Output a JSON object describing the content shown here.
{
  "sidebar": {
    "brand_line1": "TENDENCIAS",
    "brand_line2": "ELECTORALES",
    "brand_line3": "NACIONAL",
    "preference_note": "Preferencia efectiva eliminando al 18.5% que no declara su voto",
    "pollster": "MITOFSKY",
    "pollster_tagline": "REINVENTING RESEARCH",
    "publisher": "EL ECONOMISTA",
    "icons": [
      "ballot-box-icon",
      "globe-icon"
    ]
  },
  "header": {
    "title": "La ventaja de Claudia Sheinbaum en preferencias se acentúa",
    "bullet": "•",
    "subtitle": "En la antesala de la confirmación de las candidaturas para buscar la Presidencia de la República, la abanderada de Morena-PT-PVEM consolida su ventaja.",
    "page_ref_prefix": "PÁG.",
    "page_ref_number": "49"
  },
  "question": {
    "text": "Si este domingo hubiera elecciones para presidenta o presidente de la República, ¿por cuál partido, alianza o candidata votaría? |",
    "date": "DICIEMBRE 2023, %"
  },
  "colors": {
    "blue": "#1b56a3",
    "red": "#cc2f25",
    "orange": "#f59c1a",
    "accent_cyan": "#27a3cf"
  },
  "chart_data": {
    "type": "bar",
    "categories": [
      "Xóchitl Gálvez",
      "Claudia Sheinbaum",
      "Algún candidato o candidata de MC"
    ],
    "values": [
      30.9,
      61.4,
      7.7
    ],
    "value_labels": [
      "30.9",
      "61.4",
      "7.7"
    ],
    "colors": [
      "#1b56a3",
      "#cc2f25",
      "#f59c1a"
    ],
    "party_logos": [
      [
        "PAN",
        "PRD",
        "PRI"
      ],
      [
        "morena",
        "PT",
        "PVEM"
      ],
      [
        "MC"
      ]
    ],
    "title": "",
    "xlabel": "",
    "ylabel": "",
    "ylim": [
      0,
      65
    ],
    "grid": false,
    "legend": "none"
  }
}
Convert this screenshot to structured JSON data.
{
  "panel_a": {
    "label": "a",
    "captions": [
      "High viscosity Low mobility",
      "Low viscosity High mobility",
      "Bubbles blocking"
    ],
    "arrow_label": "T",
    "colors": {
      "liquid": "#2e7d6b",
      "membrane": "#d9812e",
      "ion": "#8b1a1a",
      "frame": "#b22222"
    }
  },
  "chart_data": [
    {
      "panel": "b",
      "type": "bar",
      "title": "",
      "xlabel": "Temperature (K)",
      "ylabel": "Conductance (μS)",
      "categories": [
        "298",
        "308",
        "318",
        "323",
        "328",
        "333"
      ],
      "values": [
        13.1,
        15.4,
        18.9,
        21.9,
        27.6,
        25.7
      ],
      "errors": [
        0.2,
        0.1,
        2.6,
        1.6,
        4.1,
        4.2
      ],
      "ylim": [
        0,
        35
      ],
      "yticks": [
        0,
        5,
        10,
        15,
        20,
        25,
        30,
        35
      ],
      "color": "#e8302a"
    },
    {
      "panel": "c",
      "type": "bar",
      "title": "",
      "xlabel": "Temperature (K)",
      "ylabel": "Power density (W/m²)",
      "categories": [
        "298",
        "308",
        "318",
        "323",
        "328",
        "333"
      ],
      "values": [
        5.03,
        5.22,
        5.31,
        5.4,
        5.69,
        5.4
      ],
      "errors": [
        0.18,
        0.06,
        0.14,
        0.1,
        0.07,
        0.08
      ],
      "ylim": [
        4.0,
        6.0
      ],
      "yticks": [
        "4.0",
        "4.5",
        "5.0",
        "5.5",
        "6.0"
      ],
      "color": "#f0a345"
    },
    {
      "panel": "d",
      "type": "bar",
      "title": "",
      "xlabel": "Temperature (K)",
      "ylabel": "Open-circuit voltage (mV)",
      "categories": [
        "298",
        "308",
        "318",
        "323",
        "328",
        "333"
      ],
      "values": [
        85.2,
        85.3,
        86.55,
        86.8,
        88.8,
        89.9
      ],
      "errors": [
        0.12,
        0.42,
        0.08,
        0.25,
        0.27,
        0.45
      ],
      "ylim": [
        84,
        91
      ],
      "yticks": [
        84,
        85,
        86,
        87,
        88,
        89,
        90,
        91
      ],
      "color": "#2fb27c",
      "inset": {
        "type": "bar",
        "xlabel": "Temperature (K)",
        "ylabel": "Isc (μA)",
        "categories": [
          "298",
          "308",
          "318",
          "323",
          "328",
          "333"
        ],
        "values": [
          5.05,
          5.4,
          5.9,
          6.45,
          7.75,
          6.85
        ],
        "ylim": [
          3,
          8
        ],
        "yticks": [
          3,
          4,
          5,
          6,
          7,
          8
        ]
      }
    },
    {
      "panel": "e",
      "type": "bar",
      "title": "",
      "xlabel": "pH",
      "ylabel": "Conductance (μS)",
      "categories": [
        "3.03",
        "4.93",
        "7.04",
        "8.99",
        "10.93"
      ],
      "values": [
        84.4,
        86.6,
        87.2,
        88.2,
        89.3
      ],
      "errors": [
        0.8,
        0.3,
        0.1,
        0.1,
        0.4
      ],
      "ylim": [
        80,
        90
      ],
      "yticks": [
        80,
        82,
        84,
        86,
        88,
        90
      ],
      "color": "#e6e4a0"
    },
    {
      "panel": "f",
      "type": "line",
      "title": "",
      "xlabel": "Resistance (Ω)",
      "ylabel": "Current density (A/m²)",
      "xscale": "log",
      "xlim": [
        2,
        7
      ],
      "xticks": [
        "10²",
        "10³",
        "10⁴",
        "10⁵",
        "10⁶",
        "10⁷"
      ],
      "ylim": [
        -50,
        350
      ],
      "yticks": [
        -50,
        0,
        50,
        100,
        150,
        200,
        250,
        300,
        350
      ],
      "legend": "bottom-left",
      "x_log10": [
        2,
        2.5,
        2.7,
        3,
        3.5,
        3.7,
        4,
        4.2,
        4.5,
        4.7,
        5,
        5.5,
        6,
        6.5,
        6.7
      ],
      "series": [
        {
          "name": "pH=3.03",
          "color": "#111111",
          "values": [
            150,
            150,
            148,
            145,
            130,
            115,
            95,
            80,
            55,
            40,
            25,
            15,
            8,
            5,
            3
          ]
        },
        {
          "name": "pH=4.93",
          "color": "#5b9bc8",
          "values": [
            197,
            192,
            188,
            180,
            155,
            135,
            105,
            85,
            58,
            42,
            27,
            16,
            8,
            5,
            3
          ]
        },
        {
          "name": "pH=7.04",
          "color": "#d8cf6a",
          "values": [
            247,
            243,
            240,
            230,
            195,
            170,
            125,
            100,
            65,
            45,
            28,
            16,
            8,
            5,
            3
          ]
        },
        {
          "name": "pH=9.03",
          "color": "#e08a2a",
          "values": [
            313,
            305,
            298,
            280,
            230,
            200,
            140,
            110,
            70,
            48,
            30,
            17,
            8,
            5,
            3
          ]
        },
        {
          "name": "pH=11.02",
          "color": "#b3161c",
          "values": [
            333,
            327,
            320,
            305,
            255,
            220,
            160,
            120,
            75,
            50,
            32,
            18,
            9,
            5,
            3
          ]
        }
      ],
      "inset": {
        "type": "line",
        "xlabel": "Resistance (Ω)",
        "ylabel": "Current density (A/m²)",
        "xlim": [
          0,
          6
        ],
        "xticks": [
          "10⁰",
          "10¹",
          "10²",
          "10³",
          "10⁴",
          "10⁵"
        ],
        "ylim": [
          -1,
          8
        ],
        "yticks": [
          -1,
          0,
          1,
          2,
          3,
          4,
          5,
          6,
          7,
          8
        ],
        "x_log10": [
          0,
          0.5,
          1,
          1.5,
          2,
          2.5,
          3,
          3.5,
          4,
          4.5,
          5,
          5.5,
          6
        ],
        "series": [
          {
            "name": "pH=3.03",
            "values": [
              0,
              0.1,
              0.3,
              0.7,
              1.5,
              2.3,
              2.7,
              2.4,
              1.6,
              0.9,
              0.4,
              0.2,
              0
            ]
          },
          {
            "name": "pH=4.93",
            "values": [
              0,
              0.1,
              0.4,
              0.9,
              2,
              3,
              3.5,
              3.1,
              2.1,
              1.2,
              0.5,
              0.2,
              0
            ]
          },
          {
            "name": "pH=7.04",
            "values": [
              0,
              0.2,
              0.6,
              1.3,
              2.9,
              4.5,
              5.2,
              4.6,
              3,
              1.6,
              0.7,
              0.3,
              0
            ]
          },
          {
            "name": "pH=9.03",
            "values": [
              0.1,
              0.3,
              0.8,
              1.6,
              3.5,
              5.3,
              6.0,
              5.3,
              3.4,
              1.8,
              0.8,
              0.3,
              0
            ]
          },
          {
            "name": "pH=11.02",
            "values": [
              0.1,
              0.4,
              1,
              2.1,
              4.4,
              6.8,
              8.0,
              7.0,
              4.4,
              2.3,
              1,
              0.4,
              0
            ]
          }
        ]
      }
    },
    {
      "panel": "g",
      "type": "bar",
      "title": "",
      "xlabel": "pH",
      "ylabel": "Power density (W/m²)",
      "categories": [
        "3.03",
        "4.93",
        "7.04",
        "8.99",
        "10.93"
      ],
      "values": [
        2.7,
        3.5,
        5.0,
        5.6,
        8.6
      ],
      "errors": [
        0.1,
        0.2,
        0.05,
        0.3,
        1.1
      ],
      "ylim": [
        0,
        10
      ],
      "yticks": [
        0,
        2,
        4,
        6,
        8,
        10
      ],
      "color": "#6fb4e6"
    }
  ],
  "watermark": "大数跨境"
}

§ WHAT YOU NEED TO DO
Find the lines holding "Claudia" and list every one.

§ ANSWER FOR THE TASK
    "title": "La ventaja de Claudia Sheinbaum en preferencias se acentúa",
      "Claudia Sheinbaum",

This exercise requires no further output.